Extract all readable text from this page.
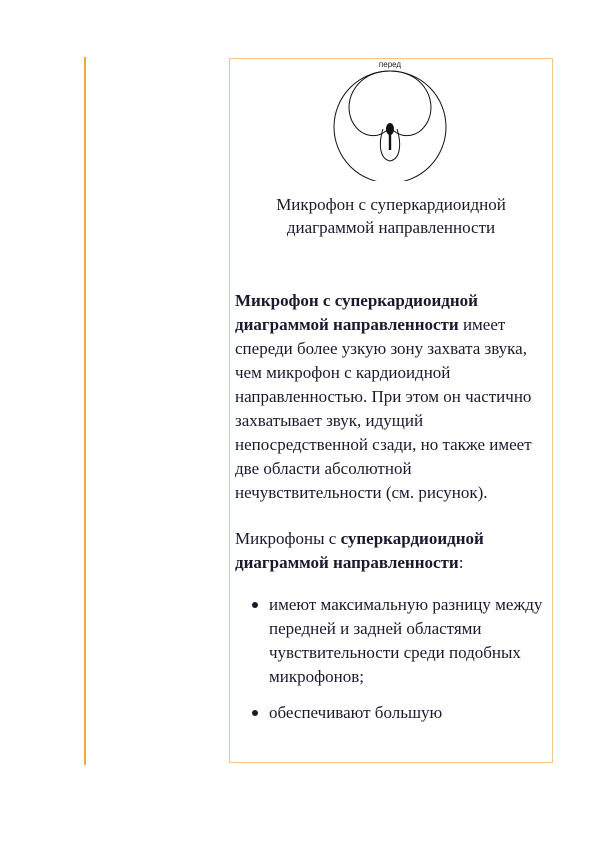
перед
Микрофон с суперкардиоидной
диаграммой направленности

Микрофон с суперкардиоидной диаграммой направленности имеет спереди более узкую зону захвата звука, чем микрофон с кардиоидной направленностью. При этом он частично захватывает звук, идущий непосредственной сзади, но также имеет две области абсолютной нечувствительности (см. рисунок).

Микрофоны с суперкардиоидной диаграммой направленности:

имеют максимальную разницу между передней и задней областями чувствительности среди подобных микрофонов;
обеспечивают большую
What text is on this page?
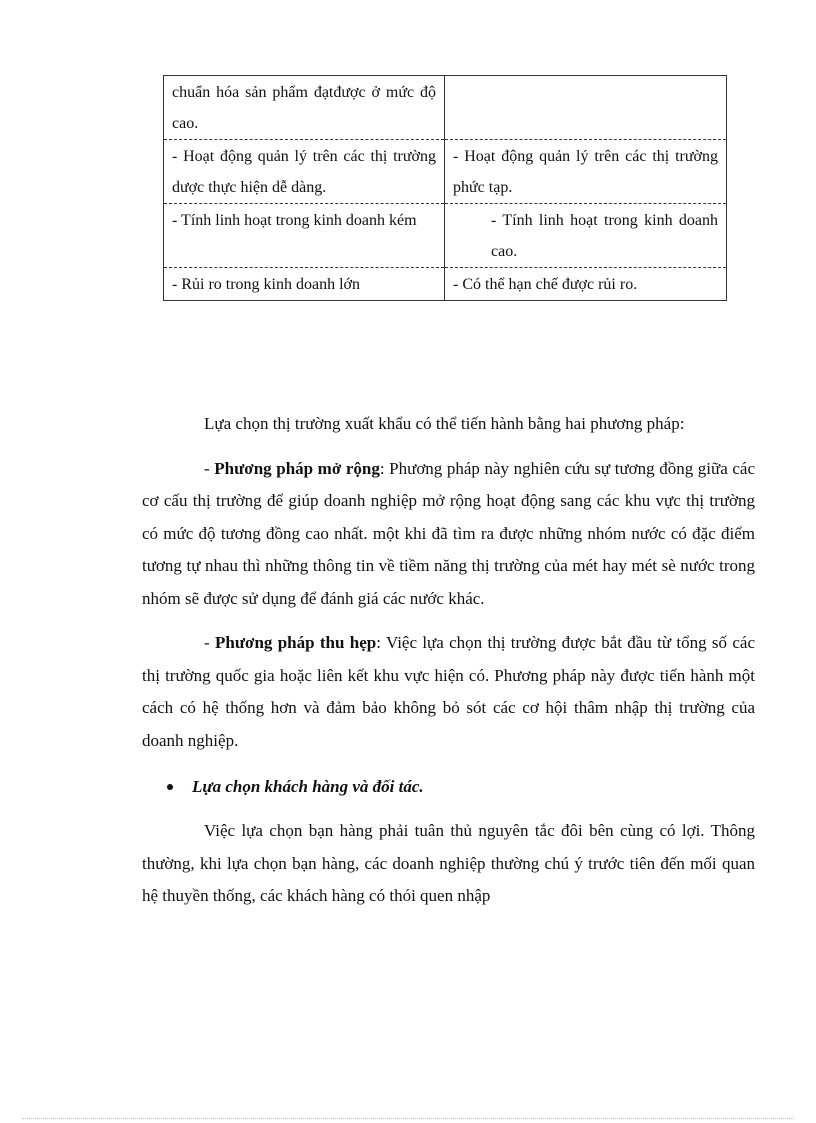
chuẩn hóa sản phẩm đạtđược ở mức độ cao.	
- Hoạt động quản lý trên các thị trường dược thực hiện dễ dàng.	- Hoạt động quản lý trên các thị trường phức tạp.
- Tính linh hoạt trong kinh doanh kém	- Tính linh hoạt trong kinh doanh cao.
- Rủi ro trong kinh doanh lớn	- Có thể hạn chế được rủi ro.

Lựa chọn thị trường xuất khẩu có thể tiến hành bằng hai phương pháp:

- Phương pháp mở rộng: Phương pháp này nghiên cứu sự tương đồng giữa các cơ cấu thị trường để giúp doanh nghiệp mở rộng hoạt động sang các khu vực thị trường có mức độ tương đồng cao nhất. một khi đã tìm ra được những nhóm nước có đặc điểm tương tự nhau thì những thông tin về tiềm năng thị trường của mét hay mét sè nước trong nhóm sẽ được sử dụng để đánh giá các nước khác.

- Phương pháp thu hẹp: Việc lựa chọn thị trường được bắt đầu từ tổng số các thị trường quốc gia hoặc liên kết khu vực hiện có. Phương pháp này được tiến hành một cách có hệ thống hơn và đảm bảo không bỏ sót các cơ hội thâm nhập thị trường của doanh nghiệp.

Lựa chọn khách hàng và đối tác.

Việc lựa chọn bạn hàng phải tuân thủ nguyên tắc đôi bên cùng có lợi. Thông thường, khi lựa chọn bạn hàng, các doanh nghiệp thường chú ý trước tiên đến mối quan hệ thuyền thống, các khách hàng có thói quen nhập
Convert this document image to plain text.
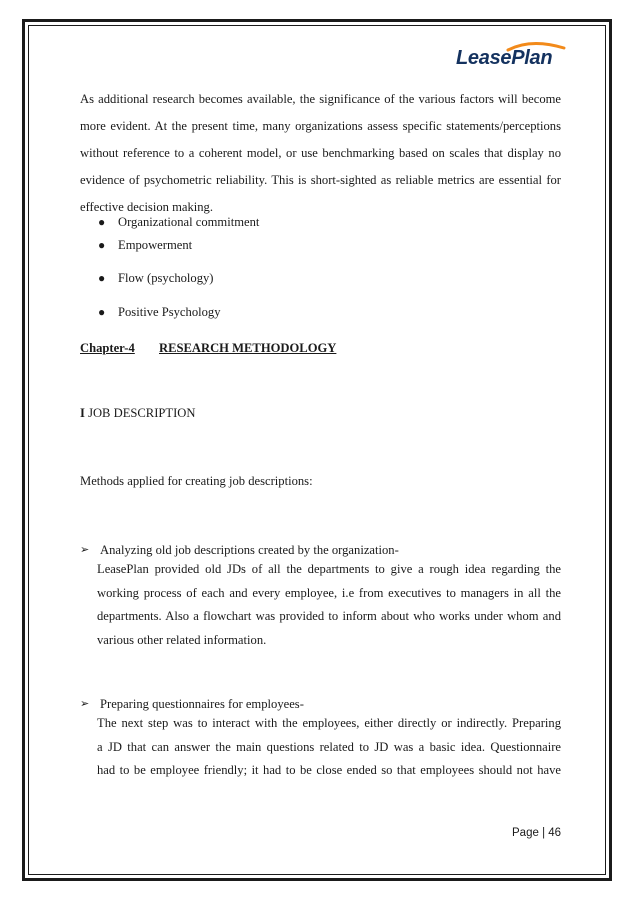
LeasePlan
As additional research becomes available, the significance of the various factors will become
more evident. At the present time, many organizations assess specific statements/perceptions
without reference to a coherent model, or use benchmarking based on scales that display no
evidence of psychometric reliability. This is short-sighted as reliable metrics are essential for
effective decision making.
● Organizational commitment
● Empowerment
● Flow (psychology)
● Positive Psychology
Chapter-4 RESEARCH METHODOLOGY
I JOB DESCRIPTION
Methods applied for creating job descriptions:
➢ Analyzing old job descriptions created by the organization-
LeasePlan provided old JDs of all the departments to give a rough idea regarding the
working process of each and every employee, i.e from executives to managers in all the
departments. Also a flowchart was provided to inform about who works under whom and
various other related information.
➢ Preparing questionnaires for employees-
The next step was to interact with the employees, either directly or indirectly. Preparing
a JD that can answer the main questions related to JD was a basic idea. Questionnaire
had to be employee friendly; it had to be close ended so that employees should not have
Page | 46
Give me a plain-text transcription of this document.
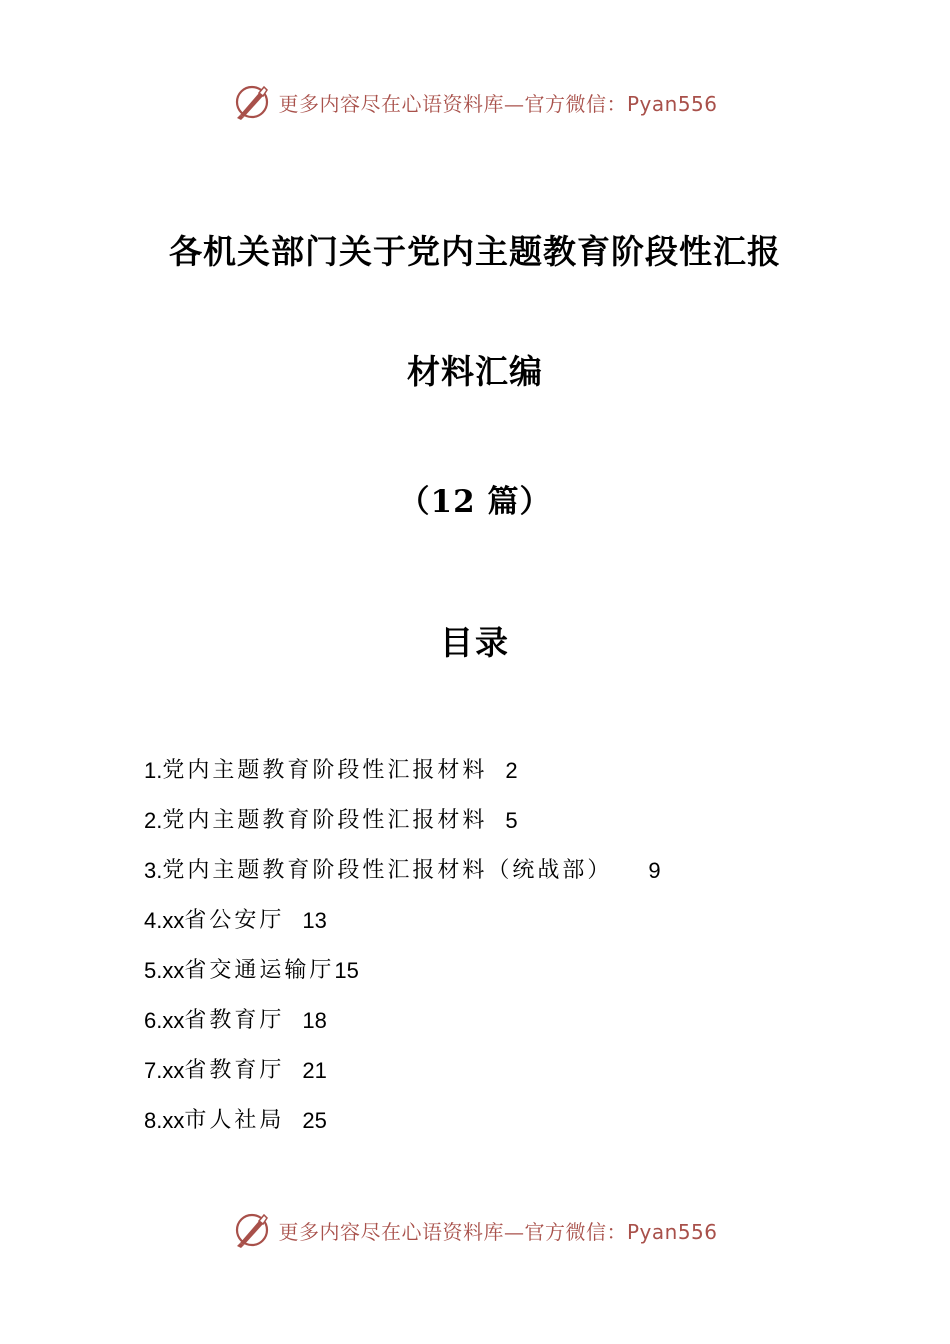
更多内容尽在心语资料库—官方微信：Pyan556
各机关部门关于党内主题教育阶段性汇报
材料汇编
（12 篇）
目录
1. 党内主题教育阶段性汇报材料 2
2. 党内主题教育阶段性汇报材料 5
3. 党内主题教育阶段性汇报材料（统战部） 9
4.xx 省公安厅 13
5.xx 省交通运输厅 15
6.xx 省教育厅 18
7.xx 省教育厅 21
8.xx 市人社局 25
更多内容尽在心语资料库—官方微信：Pyan556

········

- PROBLEM TO SOLVE -
Locate the line containing "Give me a plain-text" in the material above, then repeat it and every later line exactly, with no pictures.

- EXERCISE OUTPUT -
Give me a plain-text transcription of this document.
更多内容尽在心语资料库—官方微信：Pyan556
各机关部门关于党内主题教育阶段性汇报
材料汇编
（12 篇）
目录
1. 党内主题教育阶段性汇报材料 2
2. 党内主题教育阶段性汇报材料 5
3. 党内主题教育阶段性汇报材料（统战部） 9
4.xx 省公安厅 13
5.xx 省交通运输厅 15
6.xx 省教育厅 18
7.xx 省教育厅 21
8.xx 市人社局 25
更多内容尽在心语资料库—官方微信：Pyan556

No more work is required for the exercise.